[Dataset records]
******************************

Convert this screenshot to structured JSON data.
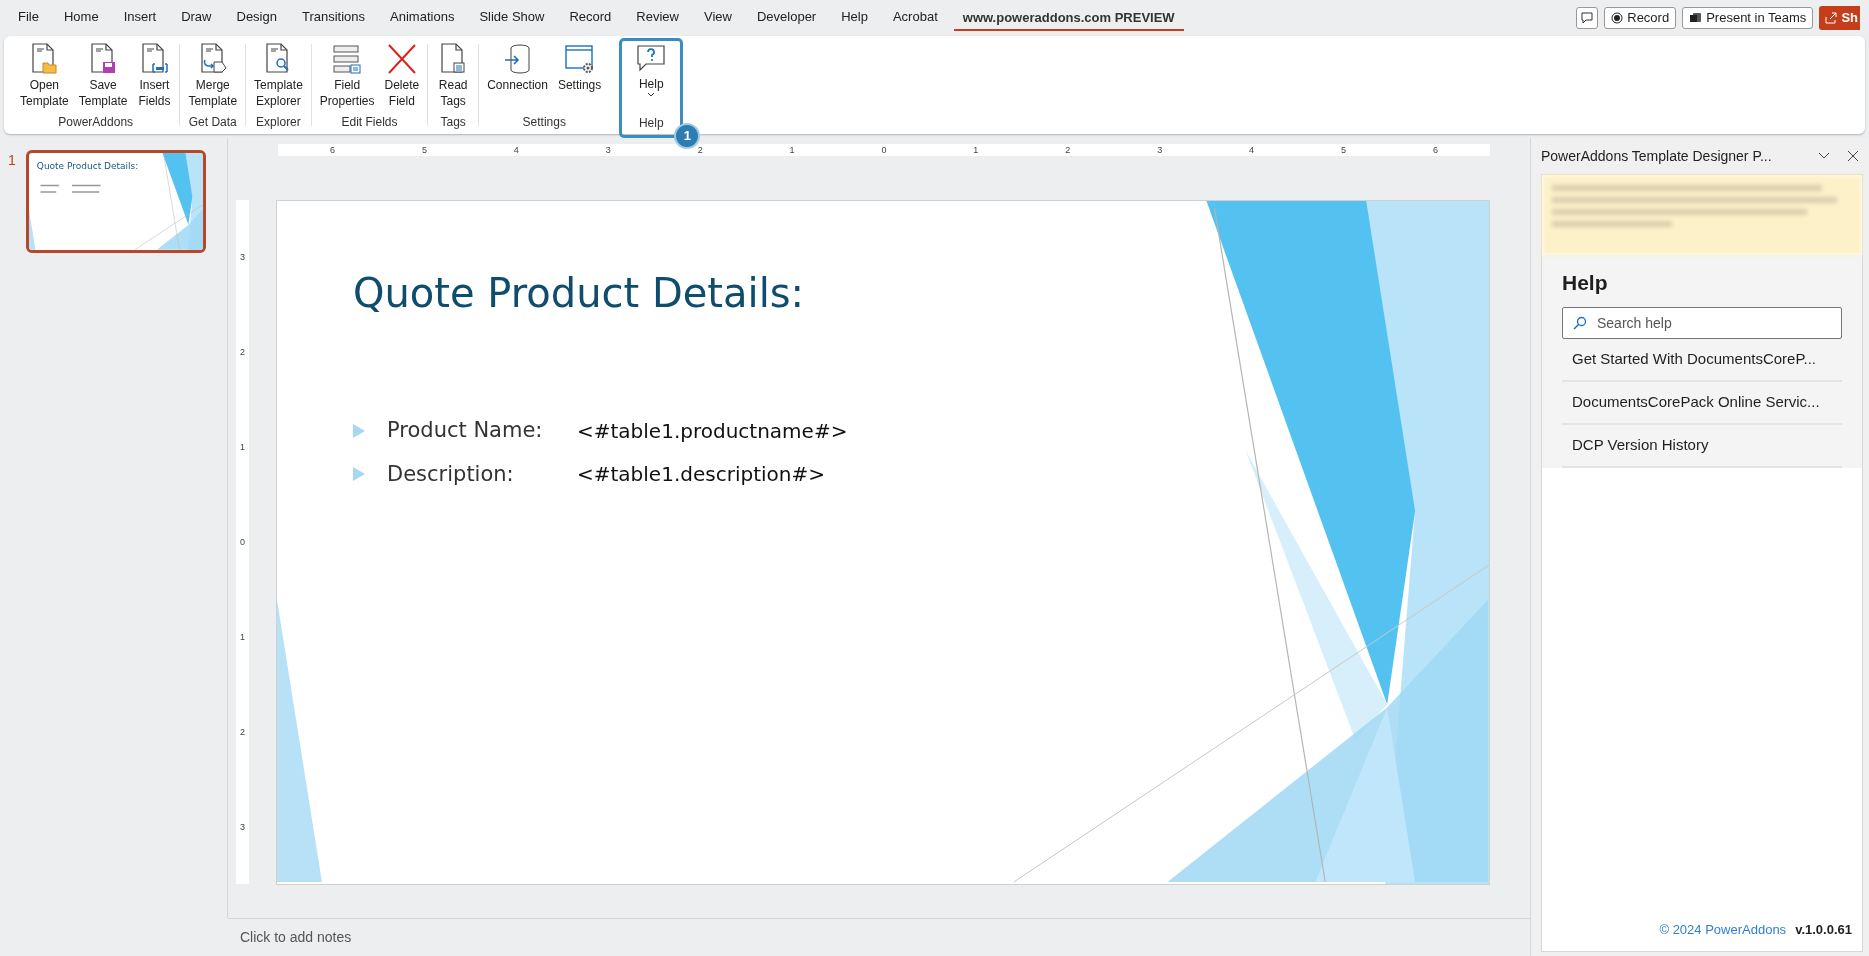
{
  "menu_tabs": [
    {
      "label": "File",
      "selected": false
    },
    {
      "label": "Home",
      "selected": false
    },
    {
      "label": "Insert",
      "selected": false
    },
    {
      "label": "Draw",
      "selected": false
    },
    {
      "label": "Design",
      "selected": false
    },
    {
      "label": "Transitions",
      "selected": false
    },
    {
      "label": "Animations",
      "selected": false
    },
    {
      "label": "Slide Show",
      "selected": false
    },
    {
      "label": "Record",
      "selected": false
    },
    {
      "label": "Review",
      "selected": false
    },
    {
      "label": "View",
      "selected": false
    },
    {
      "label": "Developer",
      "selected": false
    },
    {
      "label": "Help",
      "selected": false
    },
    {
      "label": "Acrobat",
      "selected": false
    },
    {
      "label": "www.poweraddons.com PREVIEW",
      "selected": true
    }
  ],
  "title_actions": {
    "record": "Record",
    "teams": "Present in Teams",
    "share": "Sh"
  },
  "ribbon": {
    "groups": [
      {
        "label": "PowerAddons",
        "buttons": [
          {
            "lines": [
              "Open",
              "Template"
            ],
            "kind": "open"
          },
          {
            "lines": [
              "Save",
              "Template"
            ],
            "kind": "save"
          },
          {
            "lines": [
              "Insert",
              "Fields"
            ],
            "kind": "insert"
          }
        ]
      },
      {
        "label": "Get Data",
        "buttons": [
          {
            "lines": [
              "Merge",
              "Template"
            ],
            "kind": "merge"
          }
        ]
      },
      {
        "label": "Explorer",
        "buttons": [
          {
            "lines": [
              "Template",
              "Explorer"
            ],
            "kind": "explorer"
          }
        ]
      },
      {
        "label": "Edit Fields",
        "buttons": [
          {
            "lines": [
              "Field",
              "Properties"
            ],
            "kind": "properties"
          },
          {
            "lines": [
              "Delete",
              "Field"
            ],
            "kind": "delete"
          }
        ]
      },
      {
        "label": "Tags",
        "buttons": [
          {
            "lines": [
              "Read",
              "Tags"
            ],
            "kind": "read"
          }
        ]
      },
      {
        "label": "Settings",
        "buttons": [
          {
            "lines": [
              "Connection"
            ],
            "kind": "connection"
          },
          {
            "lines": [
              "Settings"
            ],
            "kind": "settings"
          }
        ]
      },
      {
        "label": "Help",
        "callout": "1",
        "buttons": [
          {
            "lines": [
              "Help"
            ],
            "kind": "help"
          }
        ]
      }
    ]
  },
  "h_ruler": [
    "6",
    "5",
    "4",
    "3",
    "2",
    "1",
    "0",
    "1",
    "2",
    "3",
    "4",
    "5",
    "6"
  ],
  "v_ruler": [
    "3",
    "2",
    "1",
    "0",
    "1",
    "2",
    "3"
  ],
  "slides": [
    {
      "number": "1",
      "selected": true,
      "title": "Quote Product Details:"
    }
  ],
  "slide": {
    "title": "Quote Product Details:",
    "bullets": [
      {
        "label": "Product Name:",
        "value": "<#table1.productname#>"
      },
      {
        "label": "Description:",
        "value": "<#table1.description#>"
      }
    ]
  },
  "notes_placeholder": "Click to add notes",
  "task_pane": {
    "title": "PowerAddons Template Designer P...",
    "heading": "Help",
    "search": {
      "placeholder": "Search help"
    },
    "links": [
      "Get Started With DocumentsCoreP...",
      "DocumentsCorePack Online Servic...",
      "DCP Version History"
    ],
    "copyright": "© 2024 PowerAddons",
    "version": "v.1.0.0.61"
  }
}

******************************

Leave the pictures out and print the records above exactly as they stand.

Solution for this task
Convert this screenshot to structured JSON data.
{
  "menu_tabs": [
    {
      "label": "File",
      "selected": false
    },
    {
      "label": "Home",
      "selected": false
    },
    {
      "label": "Insert",
      "selected": false
    },
    {
      "label": "Draw",
      "selected": false
    },
    {
      "label": "Design",
      "selected": false
    },
    {
      "label": "Transitions",
      "selected": false
    },
    {
      "label": "Animations",
      "selected": false
    },
    {
      "label": "Slide Show",
      "selected": false
    },
    {
      "label": "Record",
      "selected": false
    },
    {
      "label": "Review",
      "selected": false
    },
    {
      "label": "View",
      "selected": false
    },
    {
      "label": "Developer",
      "selected": false
    },
    {
      "label": "Help",
      "selected": false
    },
    {
      "label": "Acrobat",
      "selected": false
    },
    {
      "label": "www.poweraddons.com PREVIEW",
      "selected": true
    }
  ],
  "title_actions": {
    "record": "Record",
    "teams": "Present in Teams",
    "share": "Sh"
  },
  "ribbon": {
    "groups": [
      {
        "label": "PowerAddons",
        "buttons": [
          {
            "lines": [
              "Open",
              "Template"
            ],
            "kind": "open"
          },
          {
            "lines": [
              "Save",
              "Template"
            ],
            "kind": "save"
          },
          {
            "lines": [
              "Insert",
              "Fields"
            ],
            "kind": "insert"
          }
        ]
      },
      {
        "label": "Get Data",
        "buttons": [
          {
            "lines": [
              "Merge",
              "Template"
            ],
            "kind": "merge"
          }
        ]
      },
      {
        "label": "Explorer",
        "buttons": [
          {
            "lines": [
              "Template",
              "Explorer"
            ],
            "kind": "explorer"
          }
        ]
      },
      {
        "label": "Edit Fields",
        "buttons": [
          {
            "lines": [
              "Field",
              "Properties"
            ],
            "kind": "properties"
          },
          {
            "lines": [
              "Delete",
              "Field"
            ],
            "kind": "delete"
          }
        ]
      },
      {
        "label": "Tags",
        "buttons": [
          {
            "lines": [
              "Read",
              "Tags"
            ],
            "kind": "read"
          }
        ]
      },
      {
        "label": "Settings",
        "buttons": [
          {
            "lines": [
              "Connection"
            ],
            "kind": "connection"
          },
          {
            "lines": [
              "Settings"
            ],
            "kind": "settings"
          }
        ]
      },
      {
        "label": "Help",
        "callout": "1",
        "buttons": [
          {
            "lines": [
              "Help"
            ],
            "kind": "help"
          }
        ]
      }
    ]
  },
  "h_ruler": [
    "6",
    "5",
    "4",
    "3",
    "2",
    "1",
    "0",
    "1",
    "2",
    "3",
    "4",
    "5",
    "6"
  ],
  "v_ruler": [
    "3",
    "2",
    "1",
    "0",
    "1",
    "2",
    "3"
  ],
  "slides": [
    {
      "number": "1",
      "selected": true,
      "title": "Quote Product Details:"
    }
  ],
  "slide": {
    "title": "Quote Product Details:",
    "bullets": [
      {
        "label": "Product Name:",
        "value": "<#table1.productname#>"
      },
      {
        "label": "Description:",
        "value": "<#table1.description#>"
      }
    ]
  },
  "notes_placeholder": "Click to add notes",
  "task_pane": {
    "title": "PowerAddons Template Designer P...",
    "heading": "Help",
    "search": {
      "placeholder": "Search help"
    },
    "links": [
      "Get Started With DocumentsCoreP...",
      "DocumentsCorePack Online Servic...",
      "DCP Version History"
    ],
    "copyright": "© 2024 PowerAddons",
    "version": "v.1.0.0.61"
  }
}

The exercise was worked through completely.